### OBJECTIVE
Go through the listing and return every line with "重点学校期末预测卷" in it.

+ + + +

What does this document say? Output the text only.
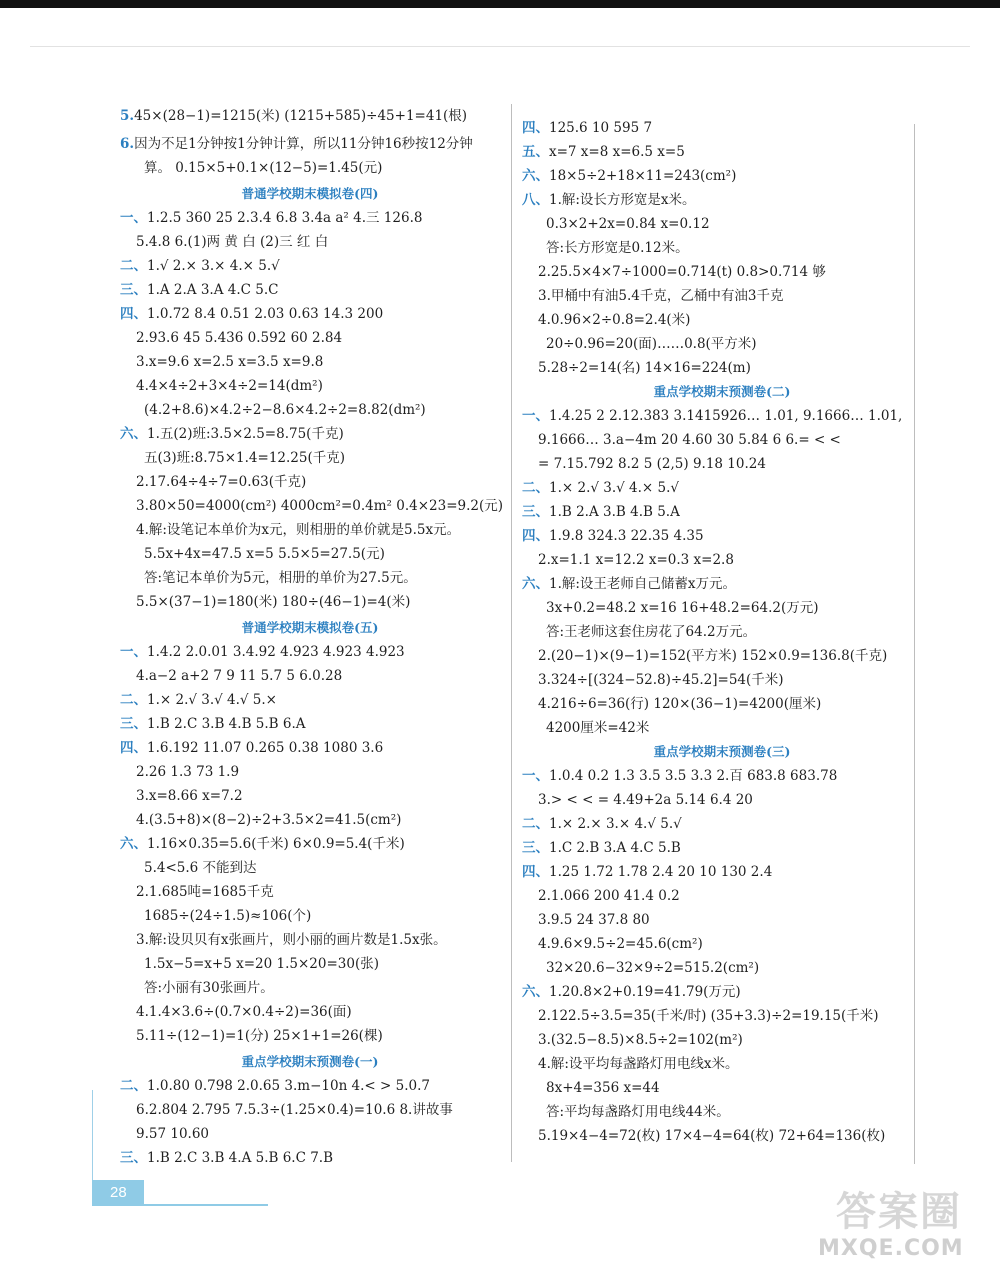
5.45×(28−1)=1215(米) (1215+585)÷45+1=41(根)
6.因为不足1分钟按1分钟计算，所以11分钟16秒按12分钟
算。 0.15×5+0.1×(12−5)=1.45(元)
普通学校期末模拟卷(四)
一、1.2.5 360 25 2.3.4 6.8 3.4a a² 4.三 126.8
5.4.8 6.(1)两 黄 白 (2)三 红 白
二、1.√ 2.× 3.× 4.× 5.√
三、1.A 2.A 3.A 4.C 5.C
四、1.0.72 8.4 0.51 2.03 0.63 14.3 200
2.93.6 45 5.436 0.592 60 2.84
3.x=9.6 x=2.5 x=3.5 x=9.8
4.4×4÷2+3×4÷2=14(dm²)
(4.2+8.6)×4.2÷2−8.6×4.2÷2=8.82(dm²)
六、1.五(2)班:3.5×2.5=8.75(千克)
五(3)班:8.75×1.4=12.25(千克)
2.17.64÷4÷7=0.63(千克)
3.80×50=4000(cm²) 4000cm²=0.4m² 0.4×23=9.2(元)
4.解:设笔记本单价为x元，则相册的单价就是5.5x元。
5.5x+4x=47.5 x=5 5.5×5=27.5(元)
答:笔记本单价为5元，相册的单价为27.5元。
5.5×(37−1)=180(米) 180÷(46−1)=4(米)
普通学校期末模拟卷(五)
一、1.4.2 2.0.01 3.4.92 4.923 4.923 4.923
4.a−2 a+2 7 9 11 5.7 5 6.0.28
二、1.× 2.√ 3.√ 4.√ 5.×
三、1.B 2.C 3.B 4.B 5.B 6.A
四、1.6.192 11.07 0.265 0.38 1080 3.6
2.26 1.3 73 1.9
3.x=8.66 x=7.2
4.(3.5+8)×(8−2)÷2+3.5×2=41.5(cm²)
六、1.16×0.35=5.6(千米) 6×0.9=5.4(千米)
5.4<5.6 不能到达
2.1.685吨=1685千克
1685÷(24÷1.5)≈106(个)
3.解:设贝贝有x张画片，则小丽的画片数是1.5x张。
1.5x−5=x+5 x=20 1.5×20=30(张)
答:小丽有30张画片。
4.1.4×3.6÷(0.7×0.4÷2)=36(面)
5.11÷(12−1)=1(分) 25×1+1=26(棵)
重点学校期末预测卷(一)
二、1.0.80 0.798 2.0.65 3.m−10n 4.< > 5.0.7
6.2.804 2.795 7.5.3÷(1.25×0.4)=10.6 8.讲故事
9.57 10.60
三、1.B 2.C 3.B 4.A 5.B 6.C 7.B
四、125.6 10 595 7
五、x=7 x=8 x=6.5 x=5
六、18×5÷2+18×11=243(cm²)
八、1.解:设长方形宽是x米。
0.3×2+2x=0.84 x=0.12
答:长方形宽是0.12米。
2.25.5×4×7÷1000=0.714(t) 0.8>0.714 够
3.甲桶中有油5.4千克，乙桶中有油3千克
4.0.96×2÷0.8=2.4(米)
20÷0.96=20(面)……0.8(平方米)
5.28÷2=14(名) 14×16=224(m)
重点学校期末预测卷(二)
一、1.4.25 2 2.12.383 3.1415926… 1.01, 9.1666… 1.01,
9.1666… 3.a−4m 20 4.60 30 5.84 6 6.= < <
= 7.15.792 8.2 5 (2,5) 9.18 10.24
二、1.× 2.√ 3.√ 4.× 5.√
三、1.B 2.A 3.B 4.B 5.A
四、1.9.8 324.3 22.35 4.35
2.x=1.1 x=12.2 x=0.3 x=2.8
六、1.解:设王老师自己储蓄x万元。
3x+0.2=48.2 x=16 16+48.2=64.2(万元)
答:王老师这套住房花了64.2万元。
2.(20−1)×(9−1)=152(平方米) 152×0.9=136.8(千克)
3.324÷[(324−52.8)÷45.2]=54(千米)
4.216÷6=36(行) 120×(36−1)=4200(厘米)
4200厘米=42米
重点学校期末预测卷(三)
一、1.0.4 0.2 1.3 3.5 3.5 3.3 2.百 683.8 683.78
3.> < < = 4.49+2a 5.14 6.4 20
二、1.× 2.× 3.× 4.√ 5.√
三、1.C 2.B 3.A 4.C 5.B
四、1.25 1.72 1.78 2.4 20 10 130 2.4
2.1.066 200 41.4 0.2
3.9.5 24 37.8 80
4.9.6×9.5÷2=45.6(cm²)
32×20.6−32×9÷2=515.2(cm²)
六、1.20.8×2+0.19=41.79(万元)
2.122.5÷3.5=35(千米/时) (35+3.3)÷2=19.15(千米)
3.(32.5−8.5)×8.5÷2=102(m²)
4.解:设平均每盏路灯用电线x米。
8x+4=356 x=44
答:平均每盏路灯用电线44米。
5.19×4−4=72(枚) 17×4−4=64(枚) 72+64=136(枚)
28	答案圈
MXQE.COM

+ + + +

### OUTPUT OF THE EXERCISE
重点学校期末预测卷(一)
重点学校期末预测卷(二)
重点学校期末预测卷(三)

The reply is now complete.